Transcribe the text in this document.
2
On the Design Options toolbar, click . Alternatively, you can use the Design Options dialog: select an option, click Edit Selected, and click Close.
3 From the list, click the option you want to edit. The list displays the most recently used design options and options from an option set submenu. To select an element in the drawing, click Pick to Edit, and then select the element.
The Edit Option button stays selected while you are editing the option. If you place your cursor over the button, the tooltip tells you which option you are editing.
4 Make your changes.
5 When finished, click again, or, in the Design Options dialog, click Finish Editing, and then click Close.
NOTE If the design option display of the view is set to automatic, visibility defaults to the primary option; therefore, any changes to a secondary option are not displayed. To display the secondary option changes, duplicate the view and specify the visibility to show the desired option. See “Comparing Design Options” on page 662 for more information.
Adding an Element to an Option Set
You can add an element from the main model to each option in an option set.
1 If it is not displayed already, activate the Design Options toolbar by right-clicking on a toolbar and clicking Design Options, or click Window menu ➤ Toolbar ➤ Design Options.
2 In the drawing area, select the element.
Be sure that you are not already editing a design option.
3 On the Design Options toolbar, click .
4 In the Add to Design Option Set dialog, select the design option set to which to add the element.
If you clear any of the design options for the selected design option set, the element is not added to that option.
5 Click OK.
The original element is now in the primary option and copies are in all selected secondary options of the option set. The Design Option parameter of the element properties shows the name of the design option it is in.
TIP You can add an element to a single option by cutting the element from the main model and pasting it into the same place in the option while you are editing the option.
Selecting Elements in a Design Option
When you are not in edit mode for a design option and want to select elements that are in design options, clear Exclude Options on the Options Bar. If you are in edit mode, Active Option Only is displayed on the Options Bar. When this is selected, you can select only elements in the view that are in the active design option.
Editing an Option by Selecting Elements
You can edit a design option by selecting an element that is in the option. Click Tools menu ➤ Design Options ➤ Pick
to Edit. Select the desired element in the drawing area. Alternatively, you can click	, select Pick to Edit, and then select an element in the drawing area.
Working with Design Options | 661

Requirement: Write out the records shown above, exactly as they appear.

Written solution:
Transcribe the text in this document.
2
On the Design Options toolbar, click . Alternatively, you can use the Design Options dialog: select an option, click Edit Selected, and click Close.
3 From the list, click the option you want to edit. The list displays the most recently used design options and options from an option set submenu. To select an element in the drawing, click Pick to Edit, and then select the element.
The Edit Option button stays selected while you are editing the option. If you place your cursor over the button, the tooltip tells you which option you are editing.
4 Make your changes.
5 When finished, click again, or, in the Design Options dialog, click Finish Editing, and then click Close.
NOTE If the design option display of the view is set to automatic, visibility defaults to the primary option; therefore, any changes to a secondary option are not displayed. To display the secondary option changes, duplicate the view and specify the visibility to show the desired option. See “Comparing Design Options” on page 662 for more information.
Adding an Element to an Option Set
You can add an element from the main model to each option in an option set.
1 If it is not displayed already, activate the Design Options toolbar by right-clicking on a toolbar and clicking Design Options, or click Window menu ➤ Toolbar ➤ Design Options.
2 In the drawing area, select the element.
Be sure that you are not already editing a design option.
3 On the Design Options toolbar, click .
4 In the Add to Design Option Set dialog, select the design option set to which to add the element.
If you clear any of the design options for the selected design option set, the element is not added to that option.
5 Click OK.
The original element is now in the primary option and copies are in all selected secondary options of the option set. The Design Option parameter of the element properties shows the name of the design option it is in.
TIP You can add an element to a single option by cutting the element from the main model and pasting it into the same place in the option while you are editing the option.
Selecting Elements in a Design Option
When you are not in edit mode for a design option and want to select elements that are in design options, clear Exclude Options on the Options Bar. If you are in edit mode, Active Option Only is displayed on the Options Bar. When this is selected, you can select only elements in the view that are in the active design option.
Editing an Option by Selecting Elements
You can edit a design option by selecting an element that is in the option. Click Tools menu ➤ Design Options ➤ Pick
to Edit. Select the desired element in the drawing area. Alternatively, you can click	, select Pick to Edit, and then select an element in the drawing area.
Working with Design Options | 661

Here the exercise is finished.